[Extracted records]
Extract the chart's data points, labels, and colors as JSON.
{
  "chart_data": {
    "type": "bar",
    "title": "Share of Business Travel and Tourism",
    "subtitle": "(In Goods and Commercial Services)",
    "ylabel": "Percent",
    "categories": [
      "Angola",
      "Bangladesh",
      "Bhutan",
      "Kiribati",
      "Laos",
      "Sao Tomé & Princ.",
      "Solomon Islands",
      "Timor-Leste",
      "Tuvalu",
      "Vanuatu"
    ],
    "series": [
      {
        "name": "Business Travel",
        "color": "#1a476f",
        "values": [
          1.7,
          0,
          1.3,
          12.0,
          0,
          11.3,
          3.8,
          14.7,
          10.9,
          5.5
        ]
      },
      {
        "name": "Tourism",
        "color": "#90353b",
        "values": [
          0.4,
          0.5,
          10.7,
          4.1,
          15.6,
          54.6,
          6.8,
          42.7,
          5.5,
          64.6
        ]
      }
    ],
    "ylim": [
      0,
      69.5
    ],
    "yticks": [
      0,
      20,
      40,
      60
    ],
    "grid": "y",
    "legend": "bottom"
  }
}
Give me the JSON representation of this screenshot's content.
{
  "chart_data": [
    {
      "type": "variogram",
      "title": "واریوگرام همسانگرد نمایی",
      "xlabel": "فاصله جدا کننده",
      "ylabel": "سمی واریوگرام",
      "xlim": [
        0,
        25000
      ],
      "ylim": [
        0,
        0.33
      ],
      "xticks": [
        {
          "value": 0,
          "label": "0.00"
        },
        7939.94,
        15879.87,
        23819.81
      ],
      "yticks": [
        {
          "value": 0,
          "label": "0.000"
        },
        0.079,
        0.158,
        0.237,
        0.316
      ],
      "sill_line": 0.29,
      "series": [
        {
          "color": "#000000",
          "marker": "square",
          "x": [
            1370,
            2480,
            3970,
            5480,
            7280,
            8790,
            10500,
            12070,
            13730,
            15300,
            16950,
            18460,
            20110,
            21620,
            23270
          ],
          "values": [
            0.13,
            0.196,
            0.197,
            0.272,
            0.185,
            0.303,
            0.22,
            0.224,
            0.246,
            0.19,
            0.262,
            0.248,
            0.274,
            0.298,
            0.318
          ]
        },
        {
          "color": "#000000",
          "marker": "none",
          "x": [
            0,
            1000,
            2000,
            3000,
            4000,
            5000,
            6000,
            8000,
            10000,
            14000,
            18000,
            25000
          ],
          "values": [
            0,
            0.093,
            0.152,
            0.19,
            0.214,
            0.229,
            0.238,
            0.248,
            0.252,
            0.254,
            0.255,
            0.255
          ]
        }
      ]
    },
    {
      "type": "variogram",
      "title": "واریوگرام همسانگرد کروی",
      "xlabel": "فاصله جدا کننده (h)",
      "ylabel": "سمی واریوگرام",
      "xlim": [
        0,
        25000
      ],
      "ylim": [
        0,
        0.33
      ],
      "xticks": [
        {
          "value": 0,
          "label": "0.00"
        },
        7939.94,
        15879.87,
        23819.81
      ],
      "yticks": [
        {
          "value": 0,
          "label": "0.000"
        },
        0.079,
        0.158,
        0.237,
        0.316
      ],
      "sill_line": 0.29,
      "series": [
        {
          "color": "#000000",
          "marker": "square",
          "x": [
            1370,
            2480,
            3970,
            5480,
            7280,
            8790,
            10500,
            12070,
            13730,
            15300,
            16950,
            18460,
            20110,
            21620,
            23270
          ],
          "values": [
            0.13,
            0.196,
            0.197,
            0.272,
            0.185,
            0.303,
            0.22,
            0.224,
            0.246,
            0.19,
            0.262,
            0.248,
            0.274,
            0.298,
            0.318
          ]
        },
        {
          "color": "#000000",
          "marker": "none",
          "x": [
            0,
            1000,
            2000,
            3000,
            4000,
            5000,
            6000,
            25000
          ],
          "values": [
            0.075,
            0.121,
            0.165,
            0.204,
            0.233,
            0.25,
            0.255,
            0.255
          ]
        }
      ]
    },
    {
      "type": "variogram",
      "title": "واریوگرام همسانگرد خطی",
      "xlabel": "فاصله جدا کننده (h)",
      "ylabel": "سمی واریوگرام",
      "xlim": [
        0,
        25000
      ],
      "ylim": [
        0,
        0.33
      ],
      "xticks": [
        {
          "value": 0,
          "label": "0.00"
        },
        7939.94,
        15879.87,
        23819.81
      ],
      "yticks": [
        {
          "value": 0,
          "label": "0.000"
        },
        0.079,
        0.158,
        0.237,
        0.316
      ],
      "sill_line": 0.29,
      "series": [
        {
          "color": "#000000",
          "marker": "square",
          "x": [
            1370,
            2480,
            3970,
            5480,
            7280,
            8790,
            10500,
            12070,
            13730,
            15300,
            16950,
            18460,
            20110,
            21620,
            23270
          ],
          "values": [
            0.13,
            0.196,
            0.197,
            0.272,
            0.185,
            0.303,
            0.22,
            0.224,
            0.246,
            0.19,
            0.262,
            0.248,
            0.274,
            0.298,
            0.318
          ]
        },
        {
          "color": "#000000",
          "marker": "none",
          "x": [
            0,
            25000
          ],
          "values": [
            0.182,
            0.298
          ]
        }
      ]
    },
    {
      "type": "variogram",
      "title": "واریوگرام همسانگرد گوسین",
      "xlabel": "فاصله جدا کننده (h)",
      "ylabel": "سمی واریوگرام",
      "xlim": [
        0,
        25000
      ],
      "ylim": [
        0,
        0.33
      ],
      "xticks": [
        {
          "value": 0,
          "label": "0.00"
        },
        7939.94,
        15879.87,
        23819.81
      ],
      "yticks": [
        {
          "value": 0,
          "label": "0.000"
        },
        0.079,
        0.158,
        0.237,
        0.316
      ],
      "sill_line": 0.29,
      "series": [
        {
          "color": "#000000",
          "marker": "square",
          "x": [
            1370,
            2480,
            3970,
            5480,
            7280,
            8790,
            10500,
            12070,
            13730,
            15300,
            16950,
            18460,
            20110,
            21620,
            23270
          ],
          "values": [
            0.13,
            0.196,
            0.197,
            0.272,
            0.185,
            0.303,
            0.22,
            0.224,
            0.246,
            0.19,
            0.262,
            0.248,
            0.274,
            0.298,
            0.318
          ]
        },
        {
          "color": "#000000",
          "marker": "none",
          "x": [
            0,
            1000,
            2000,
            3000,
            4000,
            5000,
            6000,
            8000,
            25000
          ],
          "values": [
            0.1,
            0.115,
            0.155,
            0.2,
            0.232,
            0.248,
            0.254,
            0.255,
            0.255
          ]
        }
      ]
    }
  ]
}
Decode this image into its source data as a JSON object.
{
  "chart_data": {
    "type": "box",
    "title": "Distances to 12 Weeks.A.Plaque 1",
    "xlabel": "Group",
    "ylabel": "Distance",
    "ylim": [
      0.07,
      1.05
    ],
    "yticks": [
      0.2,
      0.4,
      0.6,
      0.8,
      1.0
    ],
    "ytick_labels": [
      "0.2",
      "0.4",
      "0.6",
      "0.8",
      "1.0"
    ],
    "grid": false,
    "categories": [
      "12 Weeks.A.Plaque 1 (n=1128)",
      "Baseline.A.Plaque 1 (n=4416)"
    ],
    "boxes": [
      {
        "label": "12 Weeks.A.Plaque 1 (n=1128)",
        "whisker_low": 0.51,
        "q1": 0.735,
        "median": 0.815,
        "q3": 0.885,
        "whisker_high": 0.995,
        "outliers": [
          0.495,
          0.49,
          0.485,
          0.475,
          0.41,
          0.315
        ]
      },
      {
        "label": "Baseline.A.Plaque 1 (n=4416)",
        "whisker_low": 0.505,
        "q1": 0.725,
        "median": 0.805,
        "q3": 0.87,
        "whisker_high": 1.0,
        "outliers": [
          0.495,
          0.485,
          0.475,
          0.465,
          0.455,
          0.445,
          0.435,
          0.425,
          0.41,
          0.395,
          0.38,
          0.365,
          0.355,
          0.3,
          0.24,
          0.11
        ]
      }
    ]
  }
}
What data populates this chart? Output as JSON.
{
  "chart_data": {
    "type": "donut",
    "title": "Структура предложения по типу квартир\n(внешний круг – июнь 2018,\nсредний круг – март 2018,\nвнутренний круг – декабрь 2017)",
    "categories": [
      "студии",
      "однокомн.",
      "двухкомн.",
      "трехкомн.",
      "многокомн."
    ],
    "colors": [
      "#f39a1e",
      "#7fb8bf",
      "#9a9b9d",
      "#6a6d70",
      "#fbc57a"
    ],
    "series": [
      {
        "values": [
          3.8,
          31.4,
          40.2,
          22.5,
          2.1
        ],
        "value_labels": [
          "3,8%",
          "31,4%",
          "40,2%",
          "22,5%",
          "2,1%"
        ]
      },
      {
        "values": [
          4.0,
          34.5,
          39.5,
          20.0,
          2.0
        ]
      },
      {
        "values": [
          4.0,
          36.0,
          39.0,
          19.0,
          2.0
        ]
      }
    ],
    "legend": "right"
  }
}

## EXERCISE GOAL
Return, unchanged, each line from the line containing "What data populates" through the last line of the material.

## RESULT
What data populates this chart? Output as JSON.
{
  "chart_data": {
    "type": "donut",
    "title": "Структура предложения по типу квартир\n(внешний круг – июнь 2018,\nсредний круг – март 2018,\nвнутренний круг – декабрь 2017)",
    "categories": [
      "студии",
      "однокомн.",
      "двухкомн.",
      "трехкомн.",
      "многокомн."
    ],
    "colors": [
      "#f39a1e",
      "#7fb8bf",
      "#9a9b9d",
      "#6a6d70",
      "#fbc57a"
    ],
    "series": [
      {
        "values": [
          3.8,
          31.4,
          40.2,
          22.5,
          2.1
        ],
        "value_labels": [
          "3,8%",
          "31,4%",
          "40,2%",
          "22,5%",
          "2,1%"
        ]
      },
      {
        "values": [
          4.0,
          34.5,
          39.5,
          20.0,
          2.0
        ]
      },
      {
        "values": [
          4.0,
          36.0,
          39.0,
          19.0,
          2.0
        ]
      }
    ],
    "legend": "right"
  }
}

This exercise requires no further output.